## PROBLEM STATEMENT
Copy out each line exactly; pictures stay out of the copy.

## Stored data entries
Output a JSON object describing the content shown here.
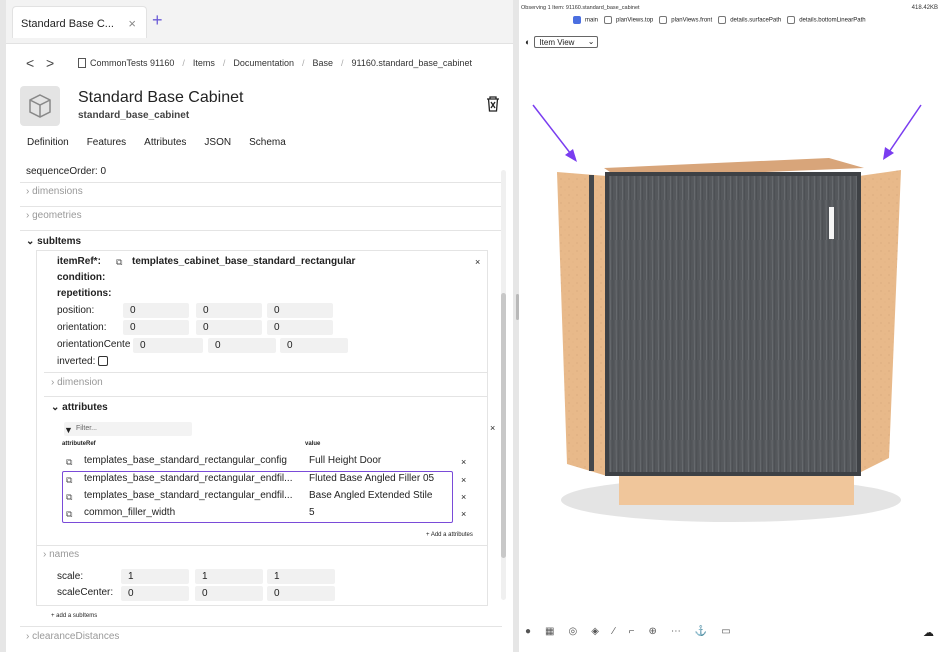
{
  "tab": {
    "title": "Standard Base C...",
    "close": "×",
    "add": "+"
  },
  "breadcrumb": {
    "back": "<",
    "forward": ">",
    "items": [
      "CommonTests 91160",
      "Items",
      "Documentation",
      "Base",
      "91160.standard_base_cabinet"
    ],
    "separator": "/"
  },
  "header": {
    "title": "Standard Base Cabinet",
    "subtitle": "standard_base_cabinet"
  },
  "subtabs": [
    "Definition",
    "Features",
    "Attributes",
    "JSON",
    "Schema"
  ],
  "tree": {
    "sequence_order": "sequenceOrder: 0",
    "dimensions": "dimensions",
    "geometries": "geometries",
    "subitems": "subItems",
    "item_ref_label": "itemRef*:",
    "item_ref_value": "templates_cabinet_base_standard_rectangular",
    "condition": "condition:",
    "repetitions": "repetitions:",
    "position_label": "position:",
    "position": [
      "0",
      "0",
      "0"
    ],
    "orientation_label": "orientation:",
    "orientation": [
      "0",
      "0",
      "0"
    ],
    "orientation_center_label": "orientationCente",
    "orientation_center": [
      "0",
      "0",
      "0"
    ],
    "inverted_label": "inverted:",
    "dimension": "dimension",
    "attributes": "attributes",
    "filter_placeholder": "Filter...",
    "col_ref": "attributeRef",
    "col_value": "value",
    "attribute_rows": [
      {
        "ref": "templates_base_standard_rectangular_config",
        "value": "Full Height Door"
      },
      {
        "ref": "templates_base_standard_rectangular_endfil...",
        "value": "Fluted Base Angled Filler 05"
      },
      {
        "ref": "templates_base_standard_rectangular_endfil...",
        "value": "Base Angled Extended Stile"
      },
      {
        "ref": "common_filler_width",
        "value": "5"
      }
    ],
    "add_attribute": "+ Add a attributes",
    "names": "names",
    "scale_label": "scale:",
    "scale": [
      "1",
      "1",
      "1"
    ],
    "scale_center_label": "scaleCenter:",
    "scale_center": [
      "0",
      "0",
      "0"
    ],
    "add_subitem": "+ add a subItems",
    "clearance": "clearanceDistances",
    "remove": "×"
  },
  "viewer": {
    "status": "Observing 1 Item: 91160.standard_base_cabinet",
    "size": "418.42KB",
    "views": [
      {
        "label": "main",
        "checked": true
      },
      {
        "label": "planViews.top",
        "checked": false
      },
      {
        "label": "planViews.front",
        "checked": false
      },
      {
        "label": "details.surfacePath",
        "checked": false
      },
      {
        "label": "details.bottomLinearPath",
        "checked": false
      }
    ],
    "view_select": "Item View",
    "arrow_color": "#7a3df0",
    "door_color": "#55585c",
    "panel_color": "#e8b98a"
  },
  "toolbar_icons": [
    "palette-icon",
    "grid-icon",
    "compass-icon",
    "cube-icon",
    "pen-icon",
    "crop-icon",
    "target-icon",
    "dots-icon",
    "anchor-icon",
    "layers-icon"
  ]
}
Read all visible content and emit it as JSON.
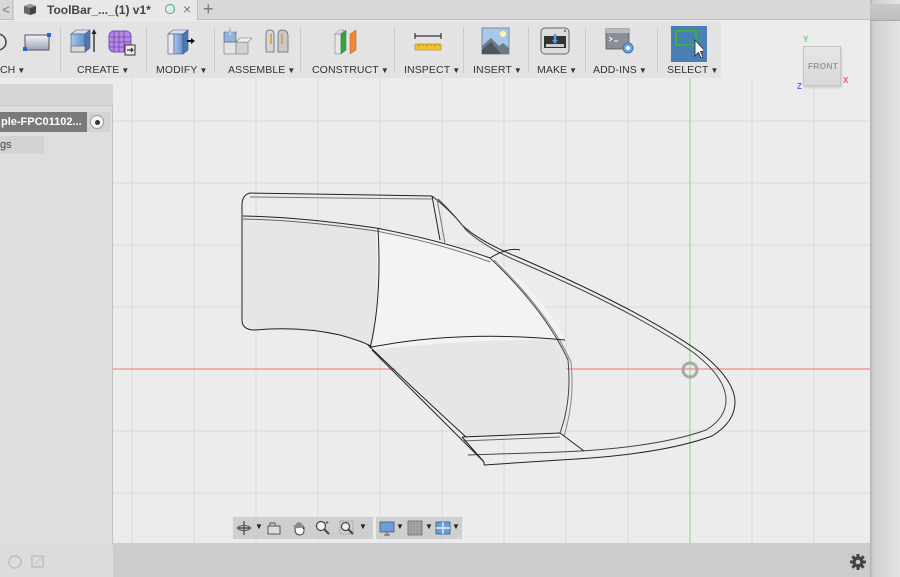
{
  "tab": {
    "nav_arrow": "<",
    "title": "ToolBar_..._(1) v1*",
    "close": "×",
    "add": "+"
  },
  "toolbar": {
    "groups": [
      {
        "label": "CH",
        "icon": "sketch-icon"
      },
      {
        "label": "CREATE",
        "icon": "extrude-icon"
      },
      {
        "label": "MODIFY",
        "icon": "press-pull-icon"
      },
      {
        "label": "ASSEMBLE",
        "icon": "new-component-icon"
      },
      {
        "label": "CONSTRUCT",
        "icon": "offset-plane-icon"
      },
      {
        "label": "INSPECT",
        "icon": "measure-icon"
      },
      {
        "label": "INSERT",
        "icon": "insert-image-icon"
      },
      {
        "label": "MAKE",
        "icon": "3d-print-icon"
      },
      {
        "label": "ADD-INS",
        "icon": "scripts-addins-icon"
      },
      {
        "label": "SELECT",
        "icon": "select-window-icon",
        "active": true
      }
    ],
    "caret": "▼"
  },
  "browser": {
    "document_name": "ple-FPC01102...",
    "row2_label": "gs"
  },
  "viewcube": {
    "face": "FRONT",
    "axis_x": "X",
    "axis_y": "Y",
    "axis_z": "Z"
  },
  "navbar": {
    "items": [
      "orbit",
      "look-at",
      "pan",
      "zoom",
      "zoom-window",
      "display-settings",
      "grid-settings",
      "viewports"
    ],
    "caret": "▼"
  },
  "colors": {
    "accent_select": "#4a7fb3",
    "axis_x": "#f08080",
    "axis_y": "#8ee28e",
    "status_saved": "#3bb08f"
  }
}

## THE REPLY
Output a JSON object describing the content shown here.
{
  "tab": {
    "title": "Standard Base C...",
    "close": "×",
    "add": "+"
  },
  "breadcrumb": {
    "back": "<",
    "forward": ">",
    "items": [
      "CommonTests 91160",
      "Items",
      "Documentation",
      "Base",
      "91160.standard_base_cabinet"
    ],
    "separator": "/"
  },
  "header": {
    "title": "Standard Base Cabinet",
    "subtitle": "standard_base_cabinet"
  },
  "subtabs": [
    "Definition",
    "Features",
    "Attributes",
    "JSON",
    "Schema"
  ],
  "tree": {
    "sequence_order": "sequenceOrder: 0",
    "dimensions": "dimensions",
    "geometries": "geometries",
    "subitems": "subItems",
    "item_ref_label": "itemRef*:",
    "item_ref_value": "templates_cabinet_base_standard_rectangular",
    "condition": "condition:",
    "repetitions": "repetitions:",
    "position_label": "position:",
    "position": [
      "0",
      "0",
      "0"
    ],
    "orientation_label": "orientation:",
    "orientation": [
      "0",
      "0",
      "0"
    ],
    "orientation_center_label": "orientationCente",
    "orientation_center": [
      "0",
      "0",
      "0"
    ],
    "inverted_label": "inverted:",
    "dimension": "dimension",
    "attributes": "attributes",
    "filter_placeholder": "Filter...",
    "col_ref": "attributeRef",
    "col_value": "value",
    "attribute_rows": [
      {
        "ref": "templates_base_standard_rectangular_config",
        "value": "Full Height Door"
      },
      {
        "ref": "templates_base_standard_rectangular_endfil...",
        "value": "Fluted Base Angled Filler 05"
      },
      {
        "ref": "templates_base_standard_rectangular_endfil...",
        "value": "Base Angled Extended Stile"
      },
      {
        "ref": "common_filler_width",
        "value": "5"
      }
    ],
    "add_attribute": "+ Add a attributes",
    "names": "names",
    "scale_label": "scale:",
    "scale": [
      "1",
      "1",
      "1"
    ],
    "scale_center_label": "scaleCenter:",
    "scale_center": [
      "0",
      "0",
      "0"
    ],
    "add_subitem": "+ add a subItems",
    "clearance": "clearanceDistances",
    "remove": "×"
  },
  "viewer": {
    "status": "Observing 1 Item: 91160.standard_base_cabinet",
    "size": "418.42KB",
    "views": [
      {
        "label": "main",
        "checked": true
      },
      {
        "label": "planViews.top",
        "checked": false
      },
      {
        "label": "planViews.front",
        "checked": false
      },
      {
        "label": "details.surfacePath",
        "checked": false
      },
      {
        "label": "details.bottomLinearPath",
        "checked": false
      }
    ],
    "view_select": "Item View",
    "arrow_color": "#7a3df0",
    "door_color": "#55585c",
    "panel_color": "#e8b98a"
  },
  "toolbar_icons": [
    "palette-icon",
    "grid-icon",
    "compass-icon",
    "cube-icon",
    "pen-icon",
    "crop-icon",
    "target-icon",
    "dots-icon",
    "anchor-icon",
    "layers-icon"
  ]
}
Read all visible content and emit it as JSON.
{
  "tab": {
    "nav_arrow": "<",
    "title": "ToolBar_..._(1) v1*",
    "close": "×",
    "add": "+"
  },
  "toolbar": {
    "groups": [
      {
        "label": "CH",
        "icon": "sketch-icon"
      },
      {
        "label": "CREATE",
        "icon": "extrude-icon"
      },
      {
        "label": "MODIFY",
        "icon": "press-pull-icon"
      },
      {
        "label": "ASSEMBLE",
        "icon": "new-component-icon"
      },
      {
        "label": "CONSTRUCT",
        "icon": "offset-plane-icon"
      },
      {
        "label": "INSPECT",
        "icon": "measure-icon"
      },
      {
        "label": "INSERT",
        "icon": "insert-image-icon"
      },
      {
        "label": "MAKE",
        "icon": "3d-print-icon"
      },
      {
        "label": "ADD-INS",
        "icon": "scripts-addins-icon"
      },
      {
        "label": "SELECT",
        "icon": "select-window-icon",
        "active": true
      }
    ],
    "caret": "▼"
  },
  "browser": {
    "document_name": "ple-FPC01102...",
    "row2_label": "gs"
  },
  "viewcube": {
    "face": "FRONT",
    "axis_x": "X",
    "axis_y": "Y",
    "axis_z": "Z"
  },
  "navbar": {
    "items": [
      "orbit",
      "look-at",
      "pan",
      "zoom",
      "zoom-window",
      "display-settings",
      "grid-settings",
      "viewports"
    ],
    "caret": "▼"
  },
  "colors": {
    "accent_select": "#4a7fb3",
    "axis_x": "#f08080",
    "axis_y": "#8ee28e",
    "status_saved": "#3bb08f"
  }
}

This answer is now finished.